BEGIN
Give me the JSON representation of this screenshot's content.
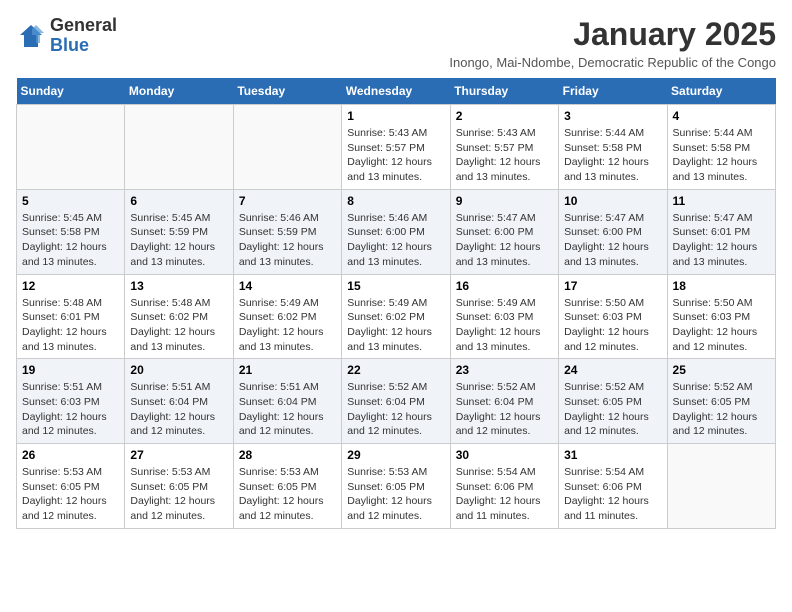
{
  "logo": {
    "general": "General",
    "blue": "Blue"
  },
  "header": {
    "title": "January 2025",
    "subtitle": "Inongo, Mai-Ndombe, Democratic Republic of the Congo"
  },
  "days_of_week": [
    "Sunday",
    "Monday",
    "Tuesday",
    "Wednesday",
    "Thursday",
    "Friday",
    "Saturday"
  ],
  "weeks": [
    [
      {
        "day": "",
        "info": ""
      },
      {
        "day": "",
        "info": ""
      },
      {
        "day": "",
        "info": ""
      },
      {
        "day": "1",
        "info": "Sunrise: 5:43 AM\nSunset: 5:57 PM\nDaylight: 12 hours and 13 minutes."
      },
      {
        "day": "2",
        "info": "Sunrise: 5:43 AM\nSunset: 5:57 PM\nDaylight: 12 hours and 13 minutes."
      },
      {
        "day": "3",
        "info": "Sunrise: 5:44 AM\nSunset: 5:58 PM\nDaylight: 12 hours and 13 minutes."
      },
      {
        "day": "4",
        "info": "Sunrise: 5:44 AM\nSunset: 5:58 PM\nDaylight: 12 hours and 13 minutes."
      }
    ],
    [
      {
        "day": "5",
        "info": "Sunrise: 5:45 AM\nSunset: 5:58 PM\nDaylight: 12 hours and 13 minutes."
      },
      {
        "day": "6",
        "info": "Sunrise: 5:45 AM\nSunset: 5:59 PM\nDaylight: 12 hours and 13 minutes."
      },
      {
        "day": "7",
        "info": "Sunrise: 5:46 AM\nSunset: 5:59 PM\nDaylight: 12 hours and 13 minutes."
      },
      {
        "day": "8",
        "info": "Sunrise: 5:46 AM\nSunset: 6:00 PM\nDaylight: 12 hours and 13 minutes."
      },
      {
        "day": "9",
        "info": "Sunrise: 5:47 AM\nSunset: 6:00 PM\nDaylight: 12 hours and 13 minutes."
      },
      {
        "day": "10",
        "info": "Sunrise: 5:47 AM\nSunset: 6:00 PM\nDaylight: 12 hours and 13 minutes."
      },
      {
        "day": "11",
        "info": "Sunrise: 5:47 AM\nSunset: 6:01 PM\nDaylight: 12 hours and 13 minutes."
      }
    ],
    [
      {
        "day": "12",
        "info": "Sunrise: 5:48 AM\nSunset: 6:01 PM\nDaylight: 12 hours and 13 minutes."
      },
      {
        "day": "13",
        "info": "Sunrise: 5:48 AM\nSunset: 6:02 PM\nDaylight: 12 hours and 13 minutes."
      },
      {
        "day": "14",
        "info": "Sunrise: 5:49 AM\nSunset: 6:02 PM\nDaylight: 12 hours and 13 minutes."
      },
      {
        "day": "15",
        "info": "Sunrise: 5:49 AM\nSunset: 6:02 PM\nDaylight: 12 hours and 13 minutes."
      },
      {
        "day": "16",
        "info": "Sunrise: 5:49 AM\nSunset: 6:03 PM\nDaylight: 12 hours and 13 minutes."
      },
      {
        "day": "17",
        "info": "Sunrise: 5:50 AM\nSunset: 6:03 PM\nDaylight: 12 hours and 12 minutes."
      },
      {
        "day": "18",
        "info": "Sunrise: 5:50 AM\nSunset: 6:03 PM\nDaylight: 12 hours and 12 minutes."
      }
    ],
    [
      {
        "day": "19",
        "info": "Sunrise: 5:51 AM\nSunset: 6:03 PM\nDaylight: 12 hours and 12 minutes."
      },
      {
        "day": "20",
        "info": "Sunrise: 5:51 AM\nSunset: 6:04 PM\nDaylight: 12 hours and 12 minutes."
      },
      {
        "day": "21",
        "info": "Sunrise: 5:51 AM\nSunset: 6:04 PM\nDaylight: 12 hours and 12 minutes."
      },
      {
        "day": "22",
        "info": "Sunrise: 5:52 AM\nSunset: 6:04 PM\nDaylight: 12 hours and 12 minutes."
      },
      {
        "day": "23",
        "info": "Sunrise: 5:52 AM\nSunset: 6:04 PM\nDaylight: 12 hours and 12 minutes."
      },
      {
        "day": "24",
        "info": "Sunrise: 5:52 AM\nSunset: 6:05 PM\nDaylight: 12 hours and 12 minutes."
      },
      {
        "day": "25",
        "info": "Sunrise: 5:52 AM\nSunset: 6:05 PM\nDaylight: 12 hours and 12 minutes."
      }
    ],
    [
      {
        "day": "26",
        "info": "Sunrise: 5:53 AM\nSunset: 6:05 PM\nDaylight: 12 hours and 12 minutes."
      },
      {
        "day": "27",
        "info": "Sunrise: 5:53 AM\nSunset: 6:05 PM\nDaylight: 12 hours and 12 minutes."
      },
      {
        "day": "28",
        "info": "Sunrise: 5:53 AM\nSunset: 6:05 PM\nDaylight: 12 hours and 12 minutes."
      },
      {
        "day": "29",
        "info": "Sunrise: 5:53 AM\nSunset: 6:05 PM\nDaylight: 12 hours and 12 minutes."
      },
      {
        "day": "30",
        "info": "Sunrise: 5:54 AM\nSunset: 6:06 PM\nDaylight: 12 hours and 11 minutes."
      },
      {
        "day": "31",
        "info": "Sunrise: 5:54 AM\nSunset: 6:06 PM\nDaylight: 12 hours and 11 minutes."
      },
      {
        "day": "",
        "info": ""
      }
    ]
  ]
}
END
• Task description:
Reproduce all the records verbatim, excluding images.

• Task output:
Give me the JSON representation of this screenshot's content.
{
  "logo": {
    "general": "General",
    "blue": "Blue"
  },
  "header": {
    "title": "January 2025",
    "subtitle": "Inongo, Mai-Ndombe, Democratic Republic of the Congo"
  },
  "days_of_week": [
    "Sunday",
    "Monday",
    "Tuesday",
    "Wednesday",
    "Thursday",
    "Friday",
    "Saturday"
  ],
  "weeks": [
    [
      {
        "day": "",
        "info": ""
      },
      {
        "day": "",
        "info": ""
      },
      {
        "day": "",
        "info": ""
      },
      {
        "day": "1",
        "info": "Sunrise: 5:43 AM\nSunset: 5:57 PM\nDaylight: 12 hours and 13 minutes."
      },
      {
        "day": "2",
        "info": "Sunrise: 5:43 AM\nSunset: 5:57 PM\nDaylight: 12 hours and 13 minutes."
      },
      {
        "day": "3",
        "info": "Sunrise: 5:44 AM\nSunset: 5:58 PM\nDaylight: 12 hours and 13 minutes."
      },
      {
        "day": "4",
        "info": "Sunrise: 5:44 AM\nSunset: 5:58 PM\nDaylight: 12 hours and 13 minutes."
      }
    ],
    [
      {
        "day": "5",
        "info": "Sunrise: 5:45 AM\nSunset: 5:58 PM\nDaylight: 12 hours and 13 minutes."
      },
      {
        "day": "6",
        "info": "Sunrise: 5:45 AM\nSunset: 5:59 PM\nDaylight: 12 hours and 13 minutes."
      },
      {
        "day": "7",
        "info": "Sunrise: 5:46 AM\nSunset: 5:59 PM\nDaylight: 12 hours and 13 minutes."
      },
      {
        "day": "8",
        "info": "Sunrise: 5:46 AM\nSunset: 6:00 PM\nDaylight: 12 hours and 13 minutes."
      },
      {
        "day": "9",
        "info": "Sunrise: 5:47 AM\nSunset: 6:00 PM\nDaylight: 12 hours and 13 minutes."
      },
      {
        "day": "10",
        "info": "Sunrise: 5:47 AM\nSunset: 6:00 PM\nDaylight: 12 hours and 13 minutes."
      },
      {
        "day": "11",
        "info": "Sunrise: 5:47 AM\nSunset: 6:01 PM\nDaylight: 12 hours and 13 minutes."
      }
    ],
    [
      {
        "day": "12",
        "info": "Sunrise: 5:48 AM\nSunset: 6:01 PM\nDaylight: 12 hours and 13 minutes."
      },
      {
        "day": "13",
        "info": "Sunrise: 5:48 AM\nSunset: 6:02 PM\nDaylight: 12 hours and 13 minutes."
      },
      {
        "day": "14",
        "info": "Sunrise: 5:49 AM\nSunset: 6:02 PM\nDaylight: 12 hours and 13 minutes."
      },
      {
        "day": "15",
        "info": "Sunrise: 5:49 AM\nSunset: 6:02 PM\nDaylight: 12 hours and 13 minutes."
      },
      {
        "day": "16",
        "info": "Sunrise: 5:49 AM\nSunset: 6:03 PM\nDaylight: 12 hours and 13 minutes."
      },
      {
        "day": "17",
        "info": "Sunrise: 5:50 AM\nSunset: 6:03 PM\nDaylight: 12 hours and 12 minutes."
      },
      {
        "day": "18",
        "info": "Sunrise: 5:50 AM\nSunset: 6:03 PM\nDaylight: 12 hours and 12 minutes."
      }
    ],
    [
      {
        "day": "19",
        "info": "Sunrise: 5:51 AM\nSunset: 6:03 PM\nDaylight: 12 hours and 12 minutes."
      },
      {
        "day": "20",
        "info": "Sunrise: 5:51 AM\nSunset: 6:04 PM\nDaylight: 12 hours and 12 minutes."
      },
      {
        "day": "21",
        "info": "Sunrise: 5:51 AM\nSunset: 6:04 PM\nDaylight: 12 hours and 12 minutes."
      },
      {
        "day": "22",
        "info": "Sunrise: 5:52 AM\nSunset: 6:04 PM\nDaylight: 12 hours and 12 minutes."
      },
      {
        "day": "23",
        "info": "Sunrise: 5:52 AM\nSunset: 6:04 PM\nDaylight: 12 hours and 12 minutes."
      },
      {
        "day": "24",
        "info": "Sunrise: 5:52 AM\nSunset: 6:05 PM\nDaylight: 12 hours and 12 minutes."
      },
      {
        "day": "25",
        "info": "Sunrise: 5:52 AM\nSunset: 6:05 PM\nDaylight: 12 hours and 12 minutes."
      }
    ],
    [
      {
        "day": "26",
        "info": "Sunrise: 5:53 AM\nSunset: 6:05 PM\nDaylight: 12 hours and 12 minutes."
      },
      {
        "day": "27",
        "info": "Sunrise: 5:53 AM\nSunset: 6:05 PM\nDaylight: 12 hours and 12 minutes."
      },
      {
        "day": "28",
        "info": "Sunrise: 5:53 AM\nSunset: 6:05 PM\nDaylight: 12 hours and 12 minutes."
      },
      {
        "day": "29",
        "info": "Sunrise: 5:53 AM\nSunset: 6:05 PM\nDaylight: 12 hours and 12 minutes."
      },
      {
        "day": "30",
        "info": "Sunrise: 5:54 AM\nSunset: 6:06 PM\nDaylight: 12 hours and 11 minutes."
      },
      {
        "day": "31",
        "info": "Sunrise: 5:54 AM\nSunset: 6:06 PM\nDaylight: 12 hours and 11 minutes."
      },
      {
        "day": "",
        "info": ""
      }
    ]
  ]
}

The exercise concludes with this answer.